» Stated exercise
Only lines with the word "true" are needed; collect each of them from the listing below.
* Start Provided data *
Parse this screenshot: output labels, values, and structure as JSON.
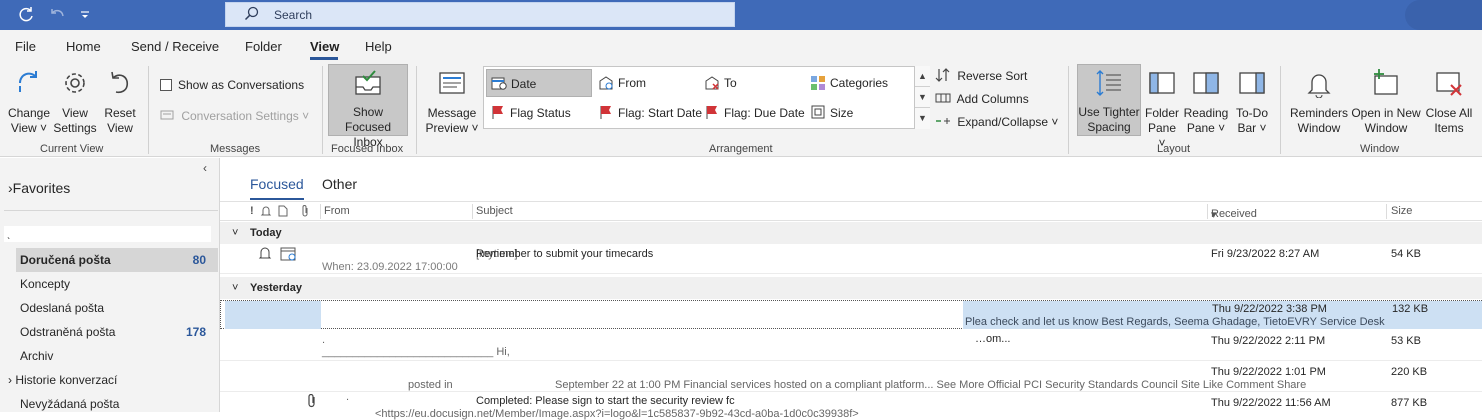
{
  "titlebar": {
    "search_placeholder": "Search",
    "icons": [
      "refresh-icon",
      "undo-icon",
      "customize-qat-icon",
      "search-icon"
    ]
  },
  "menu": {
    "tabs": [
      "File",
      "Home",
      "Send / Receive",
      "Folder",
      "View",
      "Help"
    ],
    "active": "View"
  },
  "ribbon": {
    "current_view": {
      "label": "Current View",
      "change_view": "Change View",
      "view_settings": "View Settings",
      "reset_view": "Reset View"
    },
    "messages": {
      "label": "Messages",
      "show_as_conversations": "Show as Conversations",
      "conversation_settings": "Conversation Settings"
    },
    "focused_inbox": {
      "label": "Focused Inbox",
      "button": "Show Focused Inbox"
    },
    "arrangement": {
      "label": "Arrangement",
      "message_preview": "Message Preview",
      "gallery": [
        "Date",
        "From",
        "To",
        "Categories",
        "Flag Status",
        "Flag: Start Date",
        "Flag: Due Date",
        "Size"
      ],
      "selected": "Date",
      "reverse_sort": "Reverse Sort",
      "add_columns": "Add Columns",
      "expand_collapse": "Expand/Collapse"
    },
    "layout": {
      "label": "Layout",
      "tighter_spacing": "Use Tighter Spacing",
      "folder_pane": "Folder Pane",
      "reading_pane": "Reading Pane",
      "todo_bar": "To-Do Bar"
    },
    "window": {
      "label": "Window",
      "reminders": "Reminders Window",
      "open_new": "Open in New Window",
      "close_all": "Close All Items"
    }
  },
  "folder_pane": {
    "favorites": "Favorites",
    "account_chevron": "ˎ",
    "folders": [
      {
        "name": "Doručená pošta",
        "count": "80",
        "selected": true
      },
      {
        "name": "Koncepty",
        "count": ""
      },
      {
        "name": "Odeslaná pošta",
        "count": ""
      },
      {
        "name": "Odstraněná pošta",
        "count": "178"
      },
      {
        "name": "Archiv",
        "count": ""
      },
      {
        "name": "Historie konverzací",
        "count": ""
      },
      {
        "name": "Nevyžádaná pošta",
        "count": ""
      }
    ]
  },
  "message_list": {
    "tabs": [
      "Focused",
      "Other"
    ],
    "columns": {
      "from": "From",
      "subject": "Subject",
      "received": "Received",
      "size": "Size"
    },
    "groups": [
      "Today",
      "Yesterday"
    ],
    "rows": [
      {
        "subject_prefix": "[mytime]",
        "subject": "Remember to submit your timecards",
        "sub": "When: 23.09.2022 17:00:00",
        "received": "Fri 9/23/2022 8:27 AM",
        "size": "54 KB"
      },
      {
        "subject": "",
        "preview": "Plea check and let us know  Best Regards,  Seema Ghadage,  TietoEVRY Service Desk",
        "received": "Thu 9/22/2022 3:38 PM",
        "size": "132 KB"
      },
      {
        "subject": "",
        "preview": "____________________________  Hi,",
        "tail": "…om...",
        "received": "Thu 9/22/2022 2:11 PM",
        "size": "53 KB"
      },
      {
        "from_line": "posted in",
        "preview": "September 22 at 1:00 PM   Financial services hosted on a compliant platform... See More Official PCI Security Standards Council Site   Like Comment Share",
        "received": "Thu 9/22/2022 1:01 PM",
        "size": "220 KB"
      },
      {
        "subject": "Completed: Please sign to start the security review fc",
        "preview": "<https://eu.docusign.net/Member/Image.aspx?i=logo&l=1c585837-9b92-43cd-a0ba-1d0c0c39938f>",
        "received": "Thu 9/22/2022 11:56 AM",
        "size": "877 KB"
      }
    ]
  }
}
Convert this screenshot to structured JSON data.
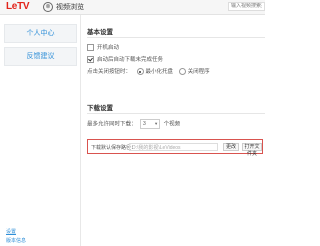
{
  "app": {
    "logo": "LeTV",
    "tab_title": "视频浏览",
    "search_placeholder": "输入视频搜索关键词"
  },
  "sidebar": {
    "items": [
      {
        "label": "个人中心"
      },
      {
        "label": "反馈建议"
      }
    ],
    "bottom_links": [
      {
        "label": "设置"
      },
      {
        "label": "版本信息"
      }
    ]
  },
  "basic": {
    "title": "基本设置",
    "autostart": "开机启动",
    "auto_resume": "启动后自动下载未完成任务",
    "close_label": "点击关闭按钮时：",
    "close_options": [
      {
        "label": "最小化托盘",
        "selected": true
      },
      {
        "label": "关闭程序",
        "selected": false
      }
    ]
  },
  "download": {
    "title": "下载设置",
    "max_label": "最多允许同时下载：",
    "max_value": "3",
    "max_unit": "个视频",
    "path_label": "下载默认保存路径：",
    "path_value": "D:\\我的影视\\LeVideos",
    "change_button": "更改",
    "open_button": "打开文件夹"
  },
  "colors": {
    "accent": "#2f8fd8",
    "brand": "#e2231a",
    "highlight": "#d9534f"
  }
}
* End Provided data *
* Start Provided data *
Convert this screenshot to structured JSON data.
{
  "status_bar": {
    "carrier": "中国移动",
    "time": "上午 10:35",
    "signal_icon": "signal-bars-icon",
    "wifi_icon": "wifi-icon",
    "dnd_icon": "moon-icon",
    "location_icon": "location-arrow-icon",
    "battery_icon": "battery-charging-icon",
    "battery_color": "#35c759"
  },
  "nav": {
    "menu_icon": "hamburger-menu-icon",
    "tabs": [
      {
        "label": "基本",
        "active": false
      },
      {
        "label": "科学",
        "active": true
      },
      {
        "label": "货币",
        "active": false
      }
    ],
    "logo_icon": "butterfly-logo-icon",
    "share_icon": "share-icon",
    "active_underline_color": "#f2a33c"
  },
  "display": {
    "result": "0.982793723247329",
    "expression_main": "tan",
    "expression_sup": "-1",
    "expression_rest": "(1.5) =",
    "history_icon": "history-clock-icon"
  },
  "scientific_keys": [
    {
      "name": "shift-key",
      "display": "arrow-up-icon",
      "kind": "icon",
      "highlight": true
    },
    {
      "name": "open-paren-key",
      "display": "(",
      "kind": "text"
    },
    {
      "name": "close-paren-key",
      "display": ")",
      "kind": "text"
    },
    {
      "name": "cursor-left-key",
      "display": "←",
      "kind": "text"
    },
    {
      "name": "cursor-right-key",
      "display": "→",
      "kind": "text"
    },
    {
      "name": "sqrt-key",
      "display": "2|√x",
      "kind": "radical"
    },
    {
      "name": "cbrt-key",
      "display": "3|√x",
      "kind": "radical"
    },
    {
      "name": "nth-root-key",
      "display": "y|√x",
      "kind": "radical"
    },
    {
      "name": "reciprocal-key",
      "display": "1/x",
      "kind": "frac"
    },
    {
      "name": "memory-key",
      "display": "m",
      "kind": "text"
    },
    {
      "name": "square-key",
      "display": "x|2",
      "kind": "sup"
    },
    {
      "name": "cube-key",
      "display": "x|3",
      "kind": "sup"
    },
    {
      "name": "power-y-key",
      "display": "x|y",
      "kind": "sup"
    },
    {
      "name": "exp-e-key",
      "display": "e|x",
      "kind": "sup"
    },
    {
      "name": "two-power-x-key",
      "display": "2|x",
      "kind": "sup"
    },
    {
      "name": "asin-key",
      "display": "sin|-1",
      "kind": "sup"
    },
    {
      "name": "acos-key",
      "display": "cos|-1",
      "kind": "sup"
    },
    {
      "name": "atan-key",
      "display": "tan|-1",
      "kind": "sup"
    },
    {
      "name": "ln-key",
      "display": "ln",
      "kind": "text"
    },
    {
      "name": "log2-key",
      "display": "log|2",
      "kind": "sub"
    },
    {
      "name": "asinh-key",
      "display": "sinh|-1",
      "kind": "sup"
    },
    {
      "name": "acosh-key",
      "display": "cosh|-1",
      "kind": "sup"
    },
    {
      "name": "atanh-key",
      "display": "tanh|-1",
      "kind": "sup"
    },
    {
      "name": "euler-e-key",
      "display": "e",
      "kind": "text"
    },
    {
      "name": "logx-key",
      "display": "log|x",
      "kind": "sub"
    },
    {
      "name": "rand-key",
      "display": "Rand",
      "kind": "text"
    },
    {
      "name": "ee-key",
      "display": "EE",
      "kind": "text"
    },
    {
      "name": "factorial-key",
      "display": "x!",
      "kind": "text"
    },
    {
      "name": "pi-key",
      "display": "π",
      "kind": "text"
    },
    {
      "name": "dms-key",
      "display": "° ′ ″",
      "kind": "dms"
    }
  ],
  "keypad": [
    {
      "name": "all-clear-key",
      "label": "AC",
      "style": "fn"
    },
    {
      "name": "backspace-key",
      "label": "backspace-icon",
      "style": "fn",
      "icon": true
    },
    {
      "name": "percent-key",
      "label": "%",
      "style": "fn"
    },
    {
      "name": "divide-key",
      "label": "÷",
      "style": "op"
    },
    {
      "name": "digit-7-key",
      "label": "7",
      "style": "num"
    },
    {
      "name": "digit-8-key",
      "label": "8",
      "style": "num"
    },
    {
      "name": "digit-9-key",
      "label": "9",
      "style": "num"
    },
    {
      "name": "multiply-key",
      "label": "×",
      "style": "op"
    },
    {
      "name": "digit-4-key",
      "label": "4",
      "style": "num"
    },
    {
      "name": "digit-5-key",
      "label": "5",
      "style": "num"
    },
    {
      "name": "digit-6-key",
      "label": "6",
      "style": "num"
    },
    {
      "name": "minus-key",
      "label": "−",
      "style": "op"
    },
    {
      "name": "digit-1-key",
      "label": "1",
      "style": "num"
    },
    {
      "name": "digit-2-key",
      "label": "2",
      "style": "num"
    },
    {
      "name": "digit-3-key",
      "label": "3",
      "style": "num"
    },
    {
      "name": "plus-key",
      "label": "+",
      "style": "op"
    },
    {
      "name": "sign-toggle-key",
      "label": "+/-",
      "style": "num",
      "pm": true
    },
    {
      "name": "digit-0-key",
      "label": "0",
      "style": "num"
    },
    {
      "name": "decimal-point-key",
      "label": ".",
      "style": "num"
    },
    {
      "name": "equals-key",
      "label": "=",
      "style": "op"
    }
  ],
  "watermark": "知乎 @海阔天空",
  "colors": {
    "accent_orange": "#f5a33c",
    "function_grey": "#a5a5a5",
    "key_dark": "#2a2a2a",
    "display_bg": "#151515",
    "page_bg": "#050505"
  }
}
* End Provided data *
» Expected answer
        "selected": true
        "selected": true
        "active": true
      "highlight": true
      "icon": true
      "pm": true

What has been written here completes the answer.